■ **Exercise requirements**: Count the lines in the data below holding the string "AmiR" and write the total by itself.

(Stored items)
----

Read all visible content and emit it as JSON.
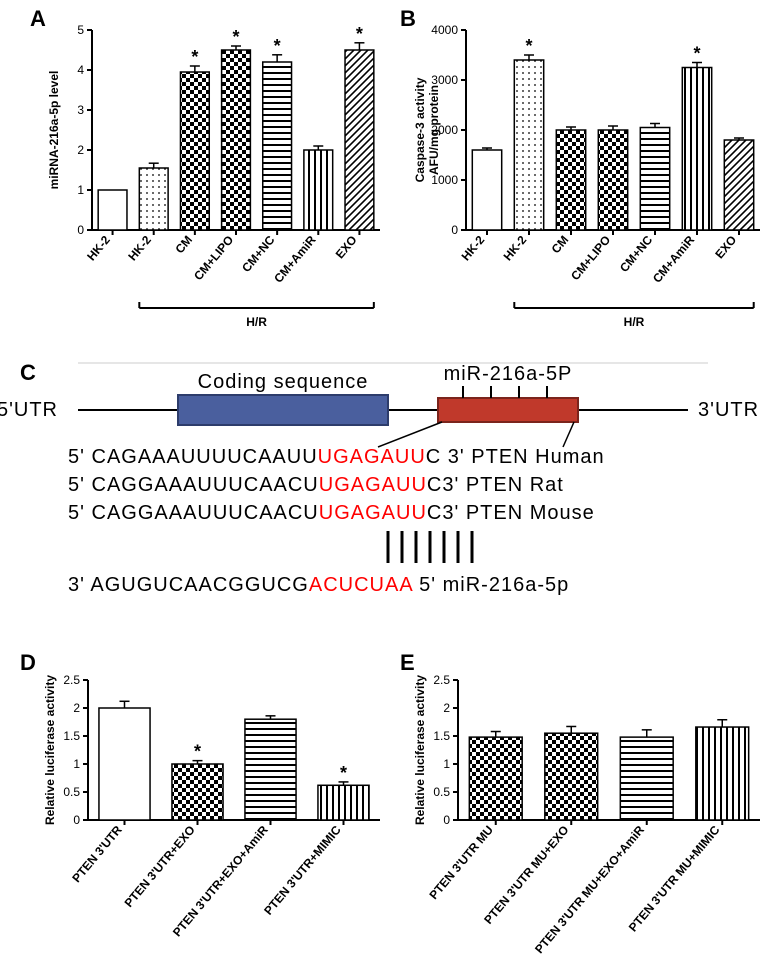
{
  "A": {
    "label": "A",
    "ylabel": "miRNA-216a-5p level",
    "ylim": [
      0,
      5
    ],
    "ytick_step": 1,
    "categories": [
      "HK-2",
      "HK-2",
      "CM",
      "CM+LIPO",
      "CM+NC",
      "CM+AmiR",
      "EXO"
    ],
    "values": [
      1.0,
      1.55,
      3.95,
      4.5,
      4.2,
      2.0,
      4.5
    ],
    "errors": [
      0.0,
      0.12,
      0.15,
      0.1,
      0.18,
      0.1,
      0.18
    ],
    "stars": [
      false,
      false,
      true,
      true,
      true,
      false,
      true
    ],
    "patterns": [
      "plain",
      "dots",
      "checker",
      "checker",
      "hstripe",
      "vstripe",
      "diag"
    ],
    "group_bracket": "H/R",
    "group_from": 1,
    "group_to": 6
  },
  "B": {
    "label": "B",
    "ylabel_top": "Caspase-3 activity",
    "ylabel_bot": "AFU/mg protein",
    "ylim": [
      0,
      4000
    ],
    "ytick_step": 1000,
    "categories": [
      "HK-2",
      "HK-2",
      "CM",
      "CM+LIPO",
      "CM+NC",
      "CM+AmiR",
      "EXO"
    ],
    "values": [
      1600,
      3400,
      2000,
      2000,
      2050,
      3250,
      1800
    ],
    "errors": [
      40,
      100,
      60,
      80,
      80,
      100,
      40
    ],
    "stars": [
      false,
      true,
      false,
      false,
      false,
      true,
      false
    ],
    "patterns": [
      "plain",
      "dots",
      "checker",
      "checker",
      "hstripe",
      "vstripe",
      "diag"
    ],
    "group_bracket": "H/R",
    "group_from": 1,
    "group_to": 6
  },
  "C": {
    "label": "C",
    "coding_label": "Coding sequence",
    "mir_label": "miR-216a-5P",
    "five": "5'UTR",
    "three": "3'UTR",
    "seq": [
      {
        "pre": "5'   CAGAAAUUUUCAAUU",
        "hot": "UGAGAUU",
        "post": "C 3'   PTEN   Human"
      },
      {
        "pre": "5'   CAGGAAAUUUCAACU",
        "hot": "UGAGAUU",
        "post": "C3'   PTEN   Rat"
      },
      {
        "pre": "5'   CAGGAAAUUUCAACU",
        "hot": "UGAGAUU",
        "post": "C3'   PTEN   Mouse"
      }
    ],
    "match_bars": 7,
    "mir_seq_pre": "3'  AGUGUCAACGGUCG",
    "mir_seq_hot": "ACUCUAA",
    "mir_seq_post": " 5' miR-216a-5p"
  },
  "D": {
    "label": "D",
    "ylabel": "Relative luciferase  activity",
    "ylim": [
      0,
      2.5
    ],
    "ytick_step": 0.5,
    "categories": [
      "PTEN 3'UTR",
      "PTEN 3'UTR+EXO",
      "PTEN 3'UTR+EXO+AmiR",
      "PTEN 3'UTR+MIMIC"
    ],
    "values": [
      2.0,
      1.0,
      1.8,
      0.62
    ],
    "errors": [
      0.12,
      0.06,
      0.06,
      0.06
    ],
    "stars": [
      false,
      true,
      false,
      true
    ],
    "patterns": [
      "plain",
      "checker",
      "hstripe",
      "vstripe"
    ]
  },
  "E": {
    "label": "E",
    "ylabel": "Relative luciferase  activity",
    "ylim": [
      0,
      2.5
    ],
    "ytick_step": 0.5,
    "categories": [
      "PTEN 3'UTR MU",
      "PTEN 3'UTR MU+EXO",
      "PTEN 3'UTR MU+EXO+AmiR",
      "PTEN 3'UTR MU+MIMIC"
    ],
    "values": [
      1.48,
      1.55,
      1.48,
      1.66
    ],
    "errors": [
      0.1,
      0.12,
      0.13,
      0.13
    ],
    "stars": [
      false,
      false,
      false,
      false
    ],
    "patterns": [
      "checker",
      "checker",
      "hstripe",
      "vstripe"
    ]
  },
  "colors": {
    "axis": "#000000",
    "bar_outline": "#000000",
    "hot": "#ff0000",
    "coding_fill": "#4a5f9e",
    "coding_stroke": "#2d3c6b",
    "utr_fill": "#c0392b",
    "utr_stroke": "#7b241c"
  }
}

----

■ **Solution for this exercise**: 4